**DATA SECTION:**
=====
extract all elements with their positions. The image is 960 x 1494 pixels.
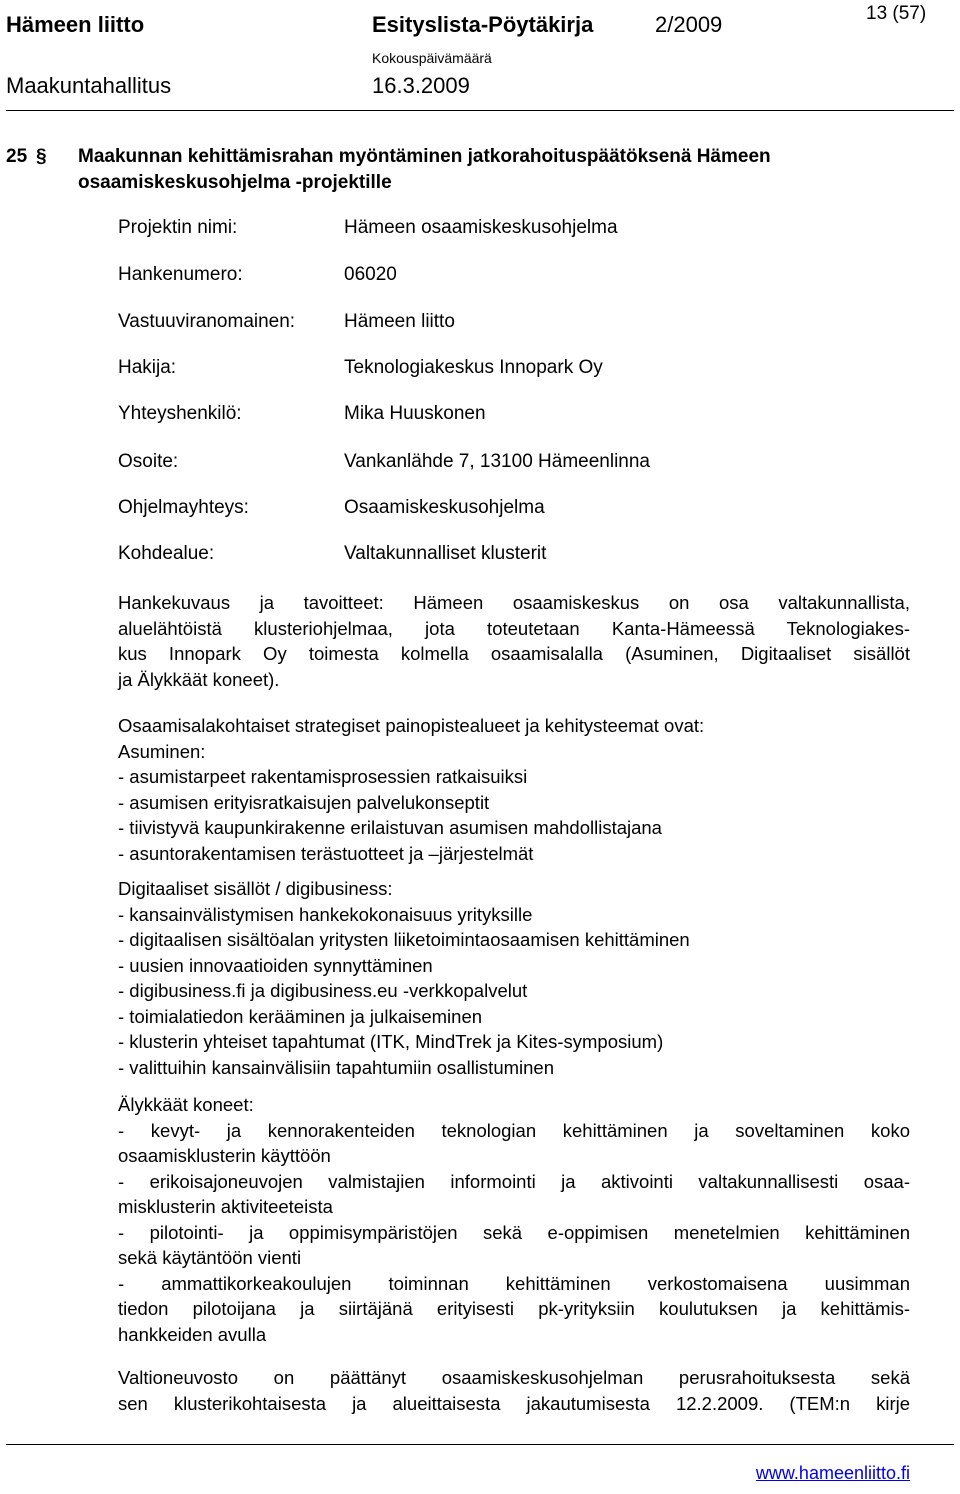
=====
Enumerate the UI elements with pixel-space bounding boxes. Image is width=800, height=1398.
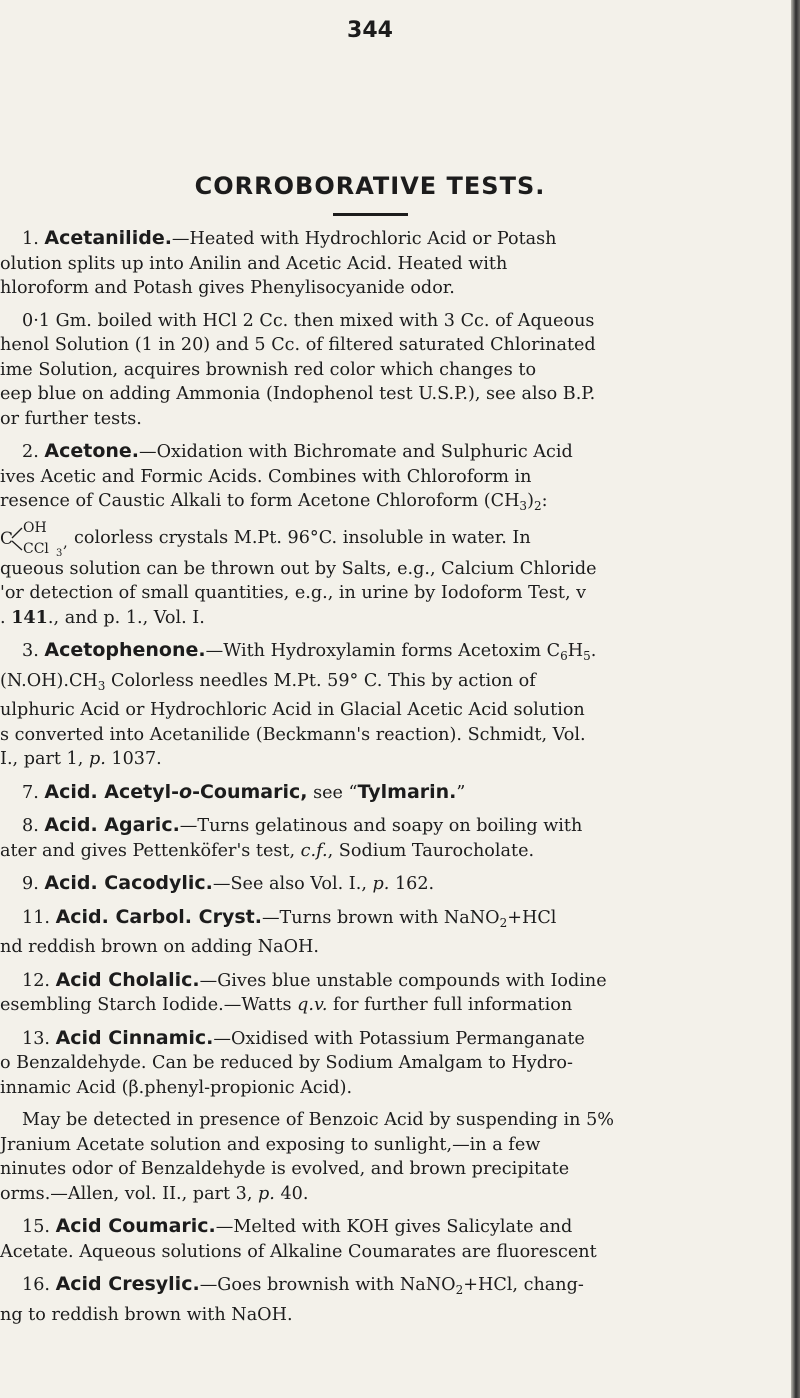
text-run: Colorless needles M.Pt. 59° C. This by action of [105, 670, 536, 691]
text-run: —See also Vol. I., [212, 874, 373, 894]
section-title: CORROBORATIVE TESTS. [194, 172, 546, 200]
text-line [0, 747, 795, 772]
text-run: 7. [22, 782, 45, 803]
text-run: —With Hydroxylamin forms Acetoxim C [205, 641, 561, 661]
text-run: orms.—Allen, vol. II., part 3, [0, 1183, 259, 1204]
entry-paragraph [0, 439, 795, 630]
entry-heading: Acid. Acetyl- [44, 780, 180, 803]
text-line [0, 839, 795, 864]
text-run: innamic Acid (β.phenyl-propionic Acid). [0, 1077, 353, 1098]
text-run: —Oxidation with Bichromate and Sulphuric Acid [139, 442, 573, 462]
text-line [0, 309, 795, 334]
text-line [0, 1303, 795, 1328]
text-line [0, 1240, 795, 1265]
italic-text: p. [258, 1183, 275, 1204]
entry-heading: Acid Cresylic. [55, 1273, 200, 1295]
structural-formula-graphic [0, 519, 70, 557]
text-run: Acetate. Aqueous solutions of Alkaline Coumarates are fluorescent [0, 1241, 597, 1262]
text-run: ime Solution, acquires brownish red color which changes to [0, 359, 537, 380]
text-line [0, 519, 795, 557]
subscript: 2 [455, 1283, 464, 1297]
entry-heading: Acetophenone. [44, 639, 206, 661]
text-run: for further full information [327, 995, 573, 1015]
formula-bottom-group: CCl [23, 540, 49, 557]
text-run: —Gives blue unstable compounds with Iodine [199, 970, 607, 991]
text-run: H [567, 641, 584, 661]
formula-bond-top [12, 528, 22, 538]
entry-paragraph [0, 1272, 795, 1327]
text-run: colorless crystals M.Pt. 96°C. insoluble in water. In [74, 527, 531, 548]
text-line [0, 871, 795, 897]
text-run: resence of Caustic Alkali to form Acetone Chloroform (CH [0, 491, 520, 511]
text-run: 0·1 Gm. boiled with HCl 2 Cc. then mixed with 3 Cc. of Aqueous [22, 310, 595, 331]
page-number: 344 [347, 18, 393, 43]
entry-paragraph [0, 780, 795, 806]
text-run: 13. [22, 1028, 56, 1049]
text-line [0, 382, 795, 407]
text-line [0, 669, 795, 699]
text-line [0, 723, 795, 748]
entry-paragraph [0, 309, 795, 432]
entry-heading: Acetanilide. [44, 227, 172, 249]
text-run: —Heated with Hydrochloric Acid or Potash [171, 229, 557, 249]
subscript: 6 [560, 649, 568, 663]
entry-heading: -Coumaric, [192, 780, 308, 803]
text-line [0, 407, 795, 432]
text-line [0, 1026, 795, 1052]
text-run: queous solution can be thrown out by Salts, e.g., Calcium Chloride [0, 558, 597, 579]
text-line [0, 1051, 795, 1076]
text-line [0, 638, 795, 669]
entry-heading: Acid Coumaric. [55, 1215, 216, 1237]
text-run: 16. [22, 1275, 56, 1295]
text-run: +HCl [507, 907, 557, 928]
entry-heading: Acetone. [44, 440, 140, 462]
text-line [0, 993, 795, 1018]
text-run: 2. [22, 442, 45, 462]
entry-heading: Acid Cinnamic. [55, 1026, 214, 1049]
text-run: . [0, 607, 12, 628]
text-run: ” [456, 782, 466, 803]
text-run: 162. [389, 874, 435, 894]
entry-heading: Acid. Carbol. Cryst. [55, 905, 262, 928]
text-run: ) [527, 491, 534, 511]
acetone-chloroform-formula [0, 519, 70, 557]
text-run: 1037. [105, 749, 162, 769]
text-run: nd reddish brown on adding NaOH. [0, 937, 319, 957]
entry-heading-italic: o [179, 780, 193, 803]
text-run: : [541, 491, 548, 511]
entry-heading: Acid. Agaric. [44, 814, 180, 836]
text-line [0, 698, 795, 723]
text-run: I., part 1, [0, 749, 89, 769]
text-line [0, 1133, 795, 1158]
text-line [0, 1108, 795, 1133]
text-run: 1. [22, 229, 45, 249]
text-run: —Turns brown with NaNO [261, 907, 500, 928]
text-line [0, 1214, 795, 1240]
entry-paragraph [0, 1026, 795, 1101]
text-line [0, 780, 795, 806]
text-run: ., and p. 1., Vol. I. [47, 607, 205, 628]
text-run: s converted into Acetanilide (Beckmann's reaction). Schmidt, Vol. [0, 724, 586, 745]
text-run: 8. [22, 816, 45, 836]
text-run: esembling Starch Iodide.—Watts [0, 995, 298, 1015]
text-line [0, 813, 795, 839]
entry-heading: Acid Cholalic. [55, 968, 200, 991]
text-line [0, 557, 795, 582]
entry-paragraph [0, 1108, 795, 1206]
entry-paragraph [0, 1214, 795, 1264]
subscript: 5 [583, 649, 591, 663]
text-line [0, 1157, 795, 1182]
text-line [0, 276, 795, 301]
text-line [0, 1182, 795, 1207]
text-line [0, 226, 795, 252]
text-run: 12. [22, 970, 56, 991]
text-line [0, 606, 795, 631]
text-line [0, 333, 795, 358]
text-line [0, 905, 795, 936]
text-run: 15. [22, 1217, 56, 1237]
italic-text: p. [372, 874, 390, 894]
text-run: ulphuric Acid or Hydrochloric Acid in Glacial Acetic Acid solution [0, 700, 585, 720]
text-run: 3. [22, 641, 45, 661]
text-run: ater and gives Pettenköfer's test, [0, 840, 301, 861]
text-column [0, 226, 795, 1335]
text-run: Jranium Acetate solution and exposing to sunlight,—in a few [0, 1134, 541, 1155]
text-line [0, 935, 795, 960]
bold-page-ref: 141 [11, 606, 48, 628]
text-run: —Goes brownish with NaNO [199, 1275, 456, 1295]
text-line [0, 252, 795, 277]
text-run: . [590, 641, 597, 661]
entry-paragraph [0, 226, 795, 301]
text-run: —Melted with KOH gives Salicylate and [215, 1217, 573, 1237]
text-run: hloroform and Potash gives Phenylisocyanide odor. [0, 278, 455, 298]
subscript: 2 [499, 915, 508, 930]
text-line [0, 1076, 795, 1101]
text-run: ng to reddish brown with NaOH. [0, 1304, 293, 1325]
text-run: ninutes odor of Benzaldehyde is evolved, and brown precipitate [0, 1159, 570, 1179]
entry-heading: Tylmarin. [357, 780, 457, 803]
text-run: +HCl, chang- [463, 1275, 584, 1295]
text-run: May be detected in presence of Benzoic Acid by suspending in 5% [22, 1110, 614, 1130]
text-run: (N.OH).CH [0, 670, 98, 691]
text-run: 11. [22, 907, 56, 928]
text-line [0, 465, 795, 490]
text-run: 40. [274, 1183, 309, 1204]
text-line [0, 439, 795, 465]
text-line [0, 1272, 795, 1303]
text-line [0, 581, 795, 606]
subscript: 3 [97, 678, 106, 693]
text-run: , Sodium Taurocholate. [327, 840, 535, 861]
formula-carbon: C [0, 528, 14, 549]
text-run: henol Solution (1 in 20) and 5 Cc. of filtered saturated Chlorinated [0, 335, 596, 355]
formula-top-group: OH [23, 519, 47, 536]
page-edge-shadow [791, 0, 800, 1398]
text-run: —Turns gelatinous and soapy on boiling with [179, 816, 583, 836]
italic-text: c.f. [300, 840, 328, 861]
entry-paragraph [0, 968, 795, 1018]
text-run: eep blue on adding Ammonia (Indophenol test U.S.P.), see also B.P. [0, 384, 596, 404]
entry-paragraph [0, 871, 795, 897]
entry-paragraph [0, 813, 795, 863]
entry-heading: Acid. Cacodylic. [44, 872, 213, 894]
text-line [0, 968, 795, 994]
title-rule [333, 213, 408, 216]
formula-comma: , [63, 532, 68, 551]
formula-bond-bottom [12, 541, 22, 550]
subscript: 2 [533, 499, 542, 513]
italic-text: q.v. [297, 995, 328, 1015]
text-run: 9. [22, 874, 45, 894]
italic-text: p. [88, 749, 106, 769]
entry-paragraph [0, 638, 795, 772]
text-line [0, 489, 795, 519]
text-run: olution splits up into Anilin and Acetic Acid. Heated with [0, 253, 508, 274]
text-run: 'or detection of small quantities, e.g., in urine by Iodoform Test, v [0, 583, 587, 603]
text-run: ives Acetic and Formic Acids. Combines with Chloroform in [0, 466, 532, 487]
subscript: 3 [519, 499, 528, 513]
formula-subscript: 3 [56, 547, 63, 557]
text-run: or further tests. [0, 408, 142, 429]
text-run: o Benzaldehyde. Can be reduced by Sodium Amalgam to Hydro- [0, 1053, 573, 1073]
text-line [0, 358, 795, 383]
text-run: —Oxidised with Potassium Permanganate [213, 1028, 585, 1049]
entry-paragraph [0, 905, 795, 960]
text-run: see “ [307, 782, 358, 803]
=====
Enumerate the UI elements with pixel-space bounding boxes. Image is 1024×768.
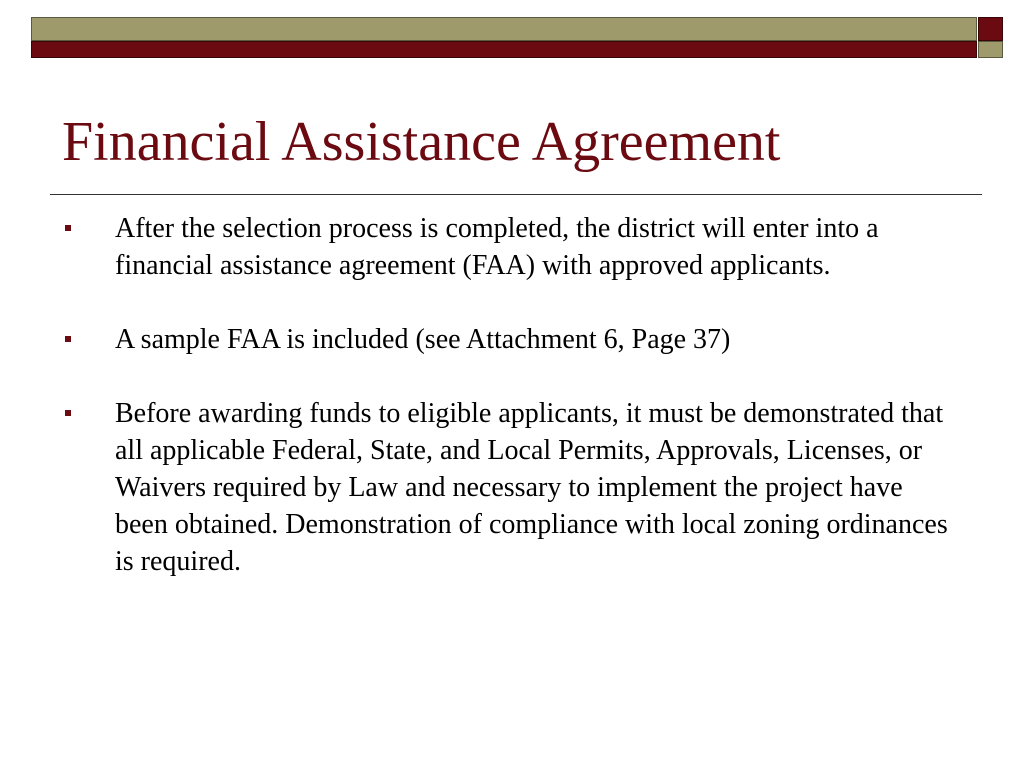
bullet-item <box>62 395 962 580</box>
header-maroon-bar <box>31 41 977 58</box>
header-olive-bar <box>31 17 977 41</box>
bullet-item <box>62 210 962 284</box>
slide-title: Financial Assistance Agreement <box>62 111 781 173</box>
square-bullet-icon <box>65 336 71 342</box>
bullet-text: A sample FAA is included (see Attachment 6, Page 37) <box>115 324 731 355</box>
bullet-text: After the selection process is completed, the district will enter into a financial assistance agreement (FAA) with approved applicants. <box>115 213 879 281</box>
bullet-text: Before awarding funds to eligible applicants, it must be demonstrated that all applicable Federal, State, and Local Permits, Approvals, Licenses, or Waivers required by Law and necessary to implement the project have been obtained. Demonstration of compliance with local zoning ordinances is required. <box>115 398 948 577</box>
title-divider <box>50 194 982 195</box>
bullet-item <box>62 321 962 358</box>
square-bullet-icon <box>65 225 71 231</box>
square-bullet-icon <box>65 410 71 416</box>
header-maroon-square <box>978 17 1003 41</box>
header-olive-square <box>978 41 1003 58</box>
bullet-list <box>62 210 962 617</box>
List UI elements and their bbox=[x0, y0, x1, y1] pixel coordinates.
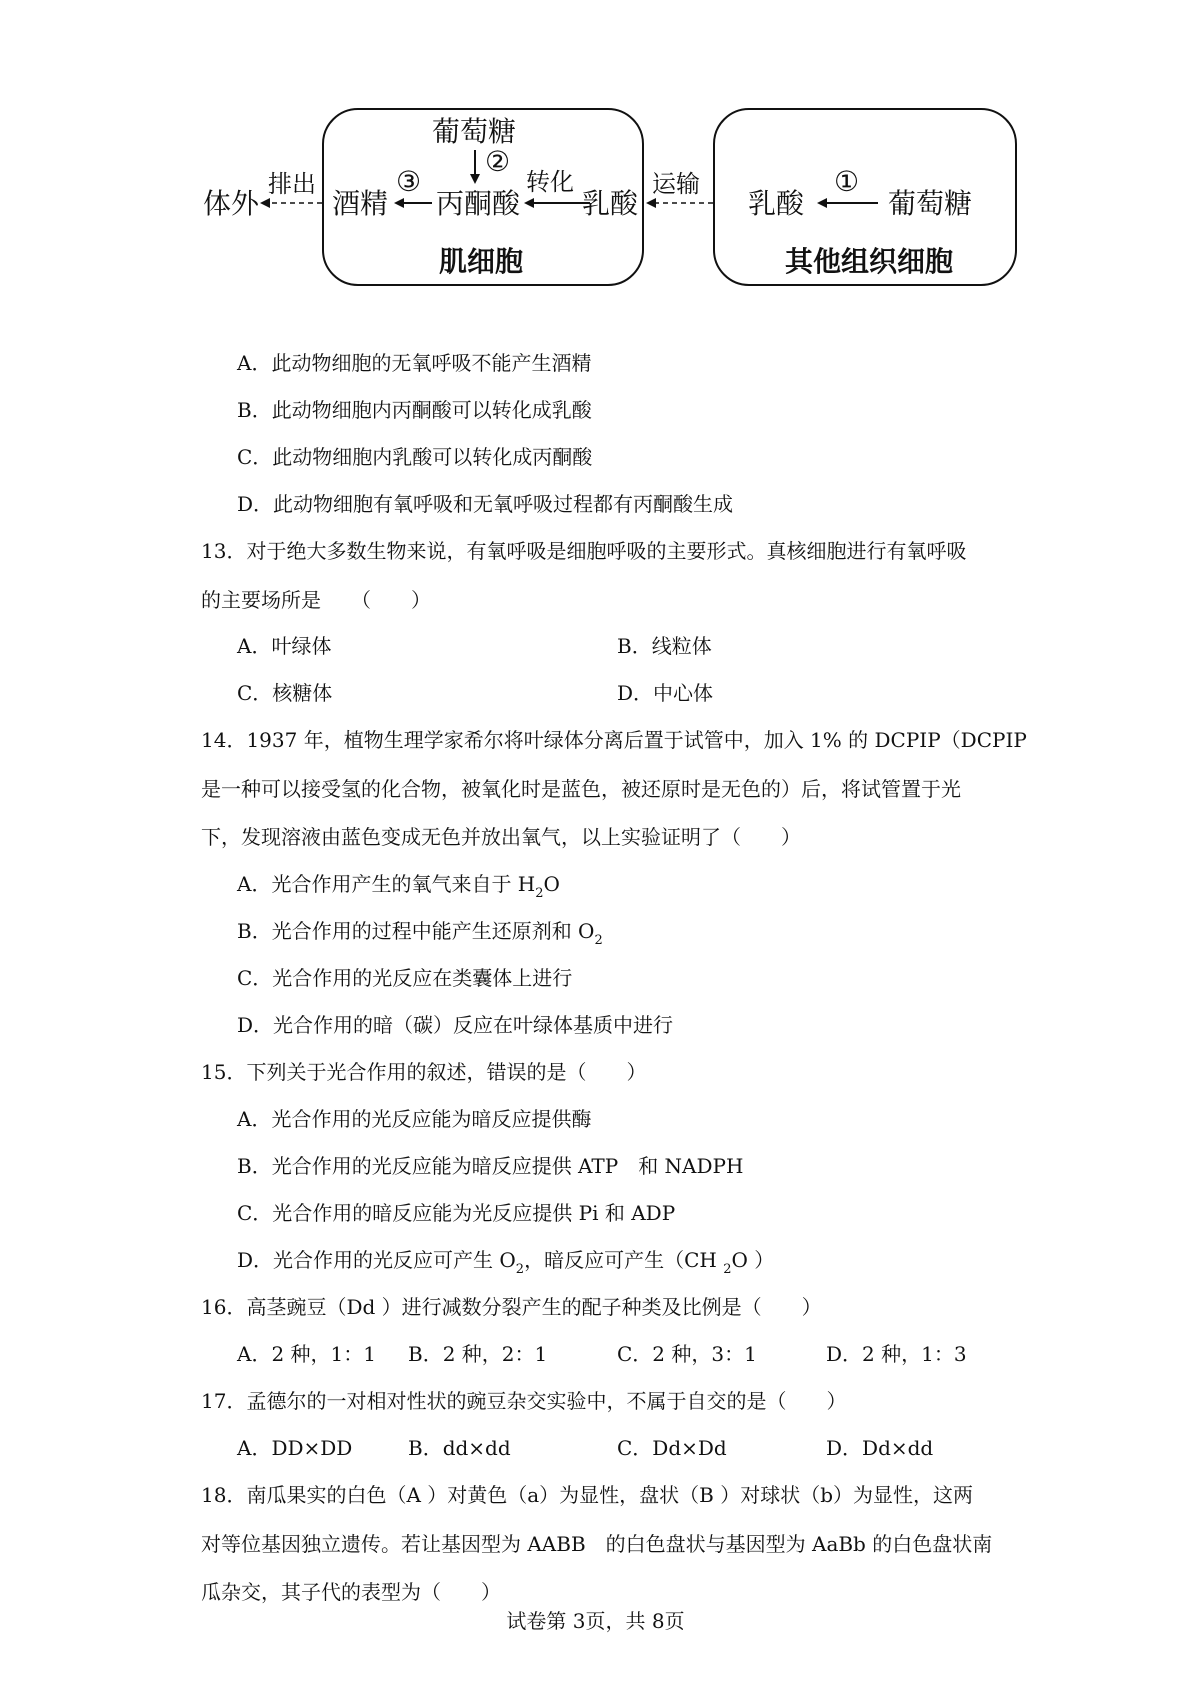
=====
**WHAT IS BEING ASKED:** Retype the items from the line containing "Image is 1024×768." through the line containing "bullet-text: A sample", including both of those lines, and leave out the pictures.

**RESPONSE TO THE TASK:**
Enumerate the UI elements with pixel-space bounding boxes. Image is 1024×768.
bullet-item <box>62 395 962 580</box>
header-maroon-bar <box>31 41 977 58</box>
header-olive-bar <box>31 17 977 41</box>
bullet-item <box>62 210 962 284</box>
slide-title: Financial Assistance Agreement <box>62 111 781 173</box>
square-bullet-icon <box>65 336 71 342</box>
bullet-text: A sample FAA is included (see Attachment 6, Page 37) <box>115 324 731 355</box>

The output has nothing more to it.